WRITTEN INSTRUCTION =
Repeat the material verbatim and drop the pictures.

[Stored data entries]
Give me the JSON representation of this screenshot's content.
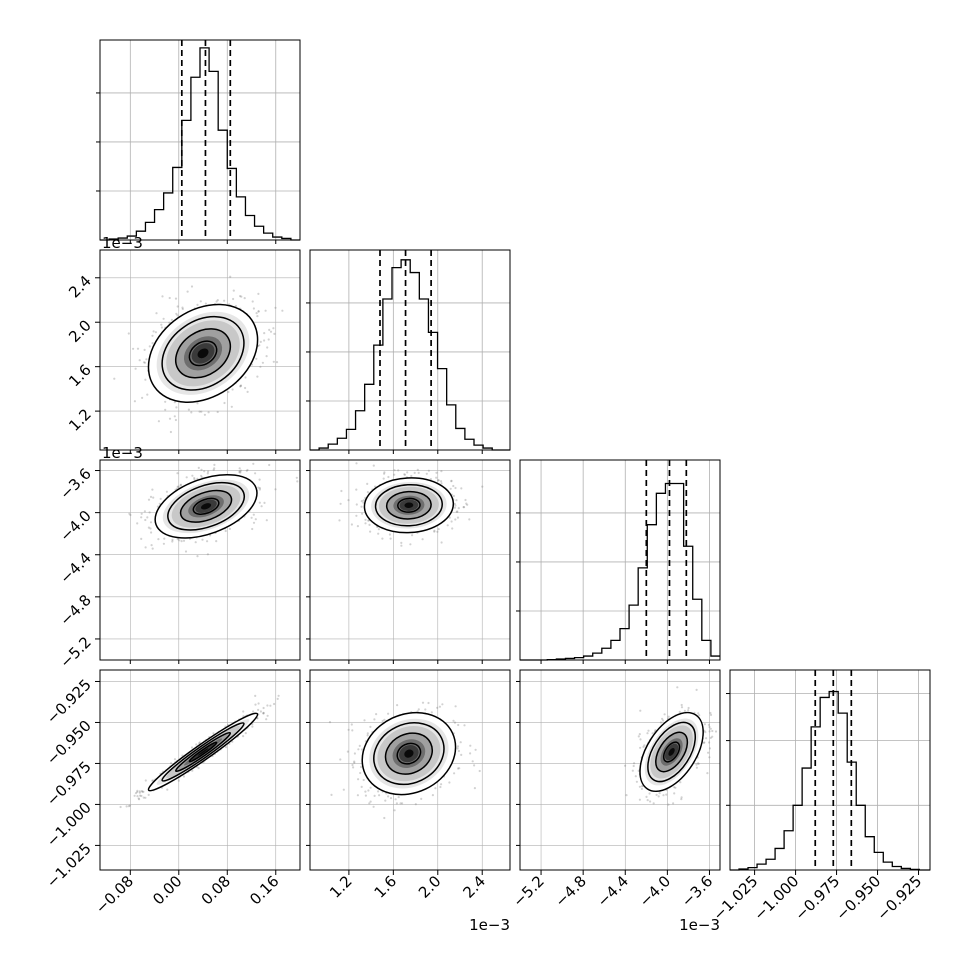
{
  "chart_data": {
    "type": "corner",
    "parameters": [
      {
        "range": [
          -0.13,
          0.2
        ],
        "ticks": [
          -0.08,
          0.0,
          0.08,
          0.16
        ],
        "tick_labels": [
          "−0.08",
          "0.00",
          "0.08",
          "0.16"
        ],
        "offset": ""
      },
      {
        "range": [
          0.85,
          2.65
        ],
        "ticks": [
          1.2,
          1.6,
          2.0,
          2.4
        ],
        "tick_labels": [
          "1.2",
          "1.6",
          "2.0",
          "2.4"
        ],
        "offset": "1e−3"
      },
      {
        "range": [
          -5.4,
          -3.5
        ],
        "ticks": [
          -5.2,
          -4.8,
          -4.4,
          -4.0,
          -3.6
        ],
        "tick_labels": [
          "−5.2",
          "−4.8",
          "−4.4",
          "−4.0",
          "−3.6"
        ],
        "offset": "1e−3"
      },
      {
        "range": [
          -1.04,
          -0.918
        ],
        "ticks": [
          -1.025,
          -1.0,
          -0.975,
          -0.95,
          -0.925
        ],
        "tick_labels": [
          "−1.025",
          "−1.000",
          "−0.975",
          "−0.950",
          "−0.925"
        ],
        "offset": ""
      }
    ],
    "histograms": [
      {
        "param": 0,
        "bins": [
          -0.13,
          -0.115,
          -0.1,
          -0.085,
          -0.07,
          -0.055,
          -0.04,
          -0.025,
          -0.01,
          0.005,
          0.02,
          0.035,
          0.05,
          0.065,
          0.08,
          0.095,
          0.11,
          0.125,
          0.14,
          0.155,
          0.17,
          0.185,
          0.2
        ],
        "counts": [
          0.0,
          0.005,
          0.01,
          0.02,
          0.045,
          0.09,
          0.155,
          0.24,
          0.37,
          0.61,
          0.83,
          0.98,
          0.86,
          0.56,
          0.365,
          0.22,
          0.125,
          0.07,
          0.035,
          0.015,
          0.008,
          0.0
        ],
        "quantiles": [
          0.005,
          0.044,
          0.085
        ],
        "grid": [
          0.25,
          0.5,
          0.75
        ]
      },
      {
        "param": 1,
        "bins": [
          0.85,
          0.932,
          1.014,
          1.096,
          1.178,
          1.26,
          1.342,
          1.424,
          1.506,
          1.588,
          1.67,
          1.752,
          1.834,
          1.916,
          1.998,
          2.08,
          2.162,
          2.244,
          2.326,
          2.408,
          2.49,
          2.572,
          2.65
        ],
        "counts": [
          0.0,
          0.01,
          0.03,
          0.06,
          0.105,
          0.2,
          0.335,
          0.535,
          0.77,
          0.93,
          0.97,
          0.905,
          0.77,
          0.6,
          0.415,
          0.23,
          0.11,
          0.055,
          0.025,
          0.01,
          0.0,
          0.0
        ],
        "quantiles": [
          1.48,
          1.71,
          1.94
        ],
        "grid": [
          0.25,
          0.5,
          0.75
        ]
      },
      {
        "param": 2,
        "bins": [
          -5.4,
          -5.3136,
          -5.2273,
          -5.1409,
          -5.0545,
          -4.9682,
          -4.8818,
          -4.7955,
          -4.7091,
          -4.6227,
          -4.5364,
          -4.45,
          -4.3636,
          -4.2773,
          -4.1909,
          -4.1045,
          -4.0182,
          -3.9318,
          -3.8455,
          -3.7591,
          -3.6727,
          -3.5864,
          -3.5
        ],
        "counts": [
          0.0,
          0.0,
          0.0,
          0.002,
          0.005,
          0.008,
          0.012,
          0.02,
          0.035,
          0.06,
          0.1,
          0.16,
          0.28,
          0.47,
          0.69,
          0.85,
          0.9,
          0.9,
          0.58,
          0.31,
          0.1,
          0.02
        ],
        "quantiles": [
          -4.2,
          -3.98,
          -3.82
        ],
        "grid": [
          0.25,
          0.5,
          0.75
        ]
      },
      {
        "param": 3,
        "bins": [
          -1.04,
          -1.0345,
          -1.029,
          -1.0235,
          -1.018,
          -1.0125,
          -1.007,
          -1.0015,
          -0.996,
          -0.9905,
          -0.985,
          -0.9795,
          -0.974,
          -0.9685,
          -0.963,
          -0.9575,
          -0.952,
          -0.9465,
          -0.941,
          -0.9355,
          -0.93,
          -0.9245,
          -0.918
        ],
        "counts": [
          0.0,
          0.005,
          0.012,
          0.03,
          0.055,
          0.11,
          0.2,
          0.33,
          0.52,
          0.73,
          0.88,
          0.91,
          0.8,
          0.55,
          0.33,
          0.17,
          0.09,
          0.04,
          0.018,
          0.008,
          0.003,
          0.0
        ],
        "quantiles": [
          -0.988,
          -0.977,
          -0.966
        ],
        "grid": [
          0.33,
          0.66,
          0.9
        ]
      }
    ],
    "pairs": [
      {
        "x": 0,
        "y": 1,
        "mean": [
          0.04,
          1.72
        ],
        "sd": [
          0.045,
          0.22
        ],
        "rho": 0.28
      },
      {
        "x": 0,
        "y": 2,
        "mean": [
          0.045,
          -3.94
        ],
        "sd": [
          0.042,
          0.15
        ],
        "rho": 0.42
      },
      {
        "x": 1,
        "y": 2,
        "mean": [
          1.74,
          -3.93
        ],
        "sd": [
          0.2,
          0.13
        ],
        "rho": 0.05
      },
      {
        "x": 0,
        "y": 3,
        "mean": [
          0.04,
          -0.968
        ],
        "sd": [
          0.045,
          0.0118
        ],
        "rho": 0.97
      },
      {
        "x": 1,
        "y": 3,
        "mean": [
          1.74,
          -0.969
        ],
        "sd": [
          0.21,
          0.0125
        ],
        "rho": 0.16
      },
      {
        "x": 2,
        "y": 3,
        "mean": [
          -3.96,
          -0.968
        ],
        "sd": [
          0.15,
          0.012
        ],
        "rho": 0.5
      }
    ],
    "contour_levels_sigma": [
      0.5,
      1.0,
      1.5,
      2.0
    ],
    "line_color": "#000000",
    "grid_color": "#b0b0b0",
    "scatter_color": "#7f7f7f"
  }
}
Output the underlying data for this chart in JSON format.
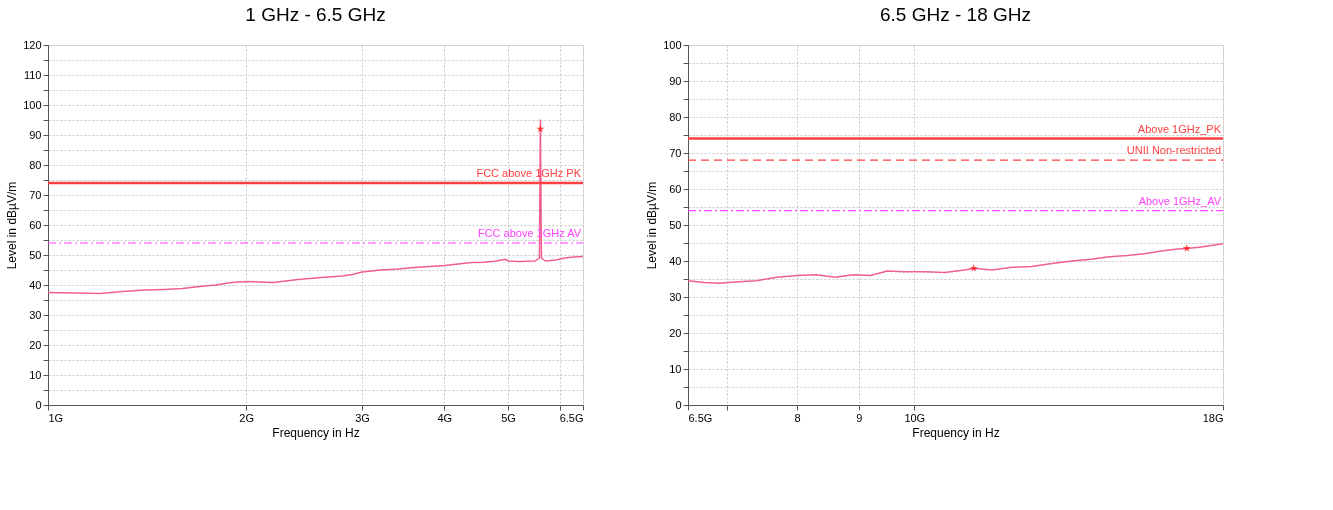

FINAL RESULT =
Give me the JSON representation of this screenshot's content.
{
  "chart_data": {
    "type": "corner",
    "parameters": [
      {
        "range": [
          -0.13,
          0.2
        ],
        "ticks": [
          -0.08,
          0.0,
          0.08,
          0.16
        ],
        "tick_labels": [
          "−0.08",
          "0.00",
          "0.08",
          "0.16"
        ],
        "offset": ""
      },
      {
        "range": [
          0.85,
          2.65
        ],
        "ticks": [
          1.2,
          1.6,
          2.0,
          2.4
        ],
        "tick_labels": [
          "1.2",
          "1.6",
          "2.0",
          "2.4"
        ],
        "offset": "1e−3"
      },
      {
        "range": [
          -5.4,
          -3.5
        ],
        "ticks": [
          -5.2,
          -4.8,
          -4.4,
          -4.0,
          -3.6
        ],
        "tick_labels": [
          "−5.2",
          "−4.8",
          "−4.4",
          "−4.0",
          "−3.6"
        ],
        "offset": "1e−3"
      },
      {
        "range": [
          -1.04,
          -0.918
        ],
        "ticks": [
          -1.025,
          -1.0,
          -0.975,
          -0.95,
          -0.925
        ],
        "tick_labels": [
          "−1.025",
          "−1.000",
          "−0.975",
          "−0.950",
          "−0.925"
        ],
        "offset": ""
      }
    ],
    "histograms": [
      {
        "param": 0,
        "bins": [
          -0.13,
          -0.115,
          -0.1,
          -0.085,
          -0.07,
          -0.055,
          -0.04,
          -0.025,
          -0.01,
          0.005,
          0.02,
          0.035,
          0.05,
          0.065,
          0.08,
          0.095,
          0.11,
          0.125,
          0.14,
          0.155,
          0.17,
          0.185,
          0.2
        ],
        "counts": [
          0.0,
          0.005,
          0.01,
          0.02,
          0.045,
          0.09,
          0.155,
          0.24,
          0.37,
          0.61,
          0.83,
          0.98,
          0.86,
          0.56,
          0.365,
          0.22,
          0.125,
          0.07,
          0.035,
          0.015,
          0.008,
          0.0
        ],
        "quantiles": [
          0.005,
          0.044,
          0.085
        ],
        "grid": [
          0.25,
          0.5,
          0.75
        ]
      },
      {
        "param": 1,
        "bins": [
          0.85,
          0.932,
          1.014,
          1.096,
          1.178,
          1.26,
          1.342,
          1.424,
          1.506,
          1.588,
          1.67,
          1.752,
          1.834,
          1.916,
          1.998,
          2.08,
          2.162,
          2.244,
          2.326,
          2.408,
          2.49,
          2.572,
          2.65
        ],
        "counts": [
          0.0,
          0.01,
          0.03,
          0.06,
          0.105,
          0.2,
          0.335,
          0.535,
          0.77,
          0.93,
          0.97,
          0.905,
          0.77,
          0.6,
          0.415,
          0.23,
          0.11,
          0.055,
          0.025,
          0.01,
          0.0,
          0.0
        ],
        "quantiles": [
          1.48,
          1.71,
          1.94
        ],
        "grid": [
          0.25,
          0.5,
          0.75
        ]
      },
      {
        "param": 2,
        "bins": [
          -5.4,
          -5.3136,
          -5.2273,
          -5.1409,
          -5.0545,
          -4.9682,
          -4.8818,
          -4.7955,
          -4.7091,
          -4.6227,
          -4.5364,
          -4.45,
          -4.3636,
          -4.2773,
          -4.1909,
          -4.1045,
          -4.0182,
          -3.9318,
          -3.8455,
          -3.7591,
          -3.6727,
          -3.5864,
          -3.5
        ],
        "counts": [
          0.0,
          0.0,
          0.0,
          0.002,
          0.005,
          0.008,
          0.012,
          0.02,
          0.035,
          0.06,
          0.1,
          0.16,
          0.28,
          0.47,
          0.69,
          0.85,
          0.9,
          0.9,
          0.58,
          0.31,
          0.1,
          0.02
        ],
        "quantiles": [
          -4.2,
          -3.98,
          -3.82
        ],
        "grid": [
          0.25,
          0.5,
          0.75
        ]
      },
      {
        "param": 3,
        "bins": [
          -1.04,
          -1.0345,
          -1.029,
          -1.0235,
          -1.018,
          -1.0125,
          -1.007,
          -1.0015,
          -0.996,
          -0.9905,
          -0.985,
          -0.9795,
          -0.974,
          -0.9685,
          -0.963,
          -0.9575,
          -0.952,
          -0.9465,
          -0.941,
          -0.9355,
          -0.93,
          -0.9245,
          -0.918
        ],
        "counts": [
          0.0,
          0.005,
          0.012,
          0.03,
          0.055,
          0.11,
          0.2,
          0.33,
          0.52,
          0.73,
          0.88,
          0.91,
          0.8,
          0.55,
          0.33,
          0.17,
          0.09,
          0.04,
          0.018,
          0.008,
          0.003,
          0.0
        ],
        "quantiles": [
          -0.988,
          -0.977,
          -0.966
        ],
        "grid": [
          0.33,
          0.66,
          0.9
        ]
      }
    ],
    "pairs": [
      {
        "x": 0,
        "y": 1,
        "mean": [
          0.04,
          1.72
        ],
        "sd": [
          0.045,
          0.22
        ],
        "rho": 0.28
      },
      {
        "x": 0,
        "y": 2,
        "mean": [
          0.045,
          -3.94
        ],
        "sd": [
          0.042,
          0.15
        ],
        "rho": 0.42
      },
      {
        "x": 1,
        "y": 2,
        "mean": [
          1.74,
          -3.93
        ],
        "sd": [
          0.2,
          0.13
        ],
        "rho": 0.05
      },
      {
        "x": 0,
        "y": 3,
        "mean": [
          0.04,
          -0.968
        ],
        "sd": [
          0.045,
          0.0118
        ],
        "rho": 0.97
      },
      {
        "x": 1,
        "y": 3,
        "mean": [
          1.74,
          -0.969
        ],
        "sd": [
          0.21,
          0.0125
        ],
        "rho": 0.16
      },
      {
        "x": 2,
        "y": 3,
        "mean": [
          -3.96,
          -0.968
        ],
        "sd": [
          0.15,
          0.012
        ],
        "rho": 0.5
      }
    ],
    "contour_levels_sigma": [
      0.5,
      1.0,
      1.5,
      2.0
    ],
    "line_color": "#000000",
    "grid_color": "#b0b0b0",
    "scatter_color": "#7f7f7f"
  }
}
Output the underlying data for this chart in JSON format.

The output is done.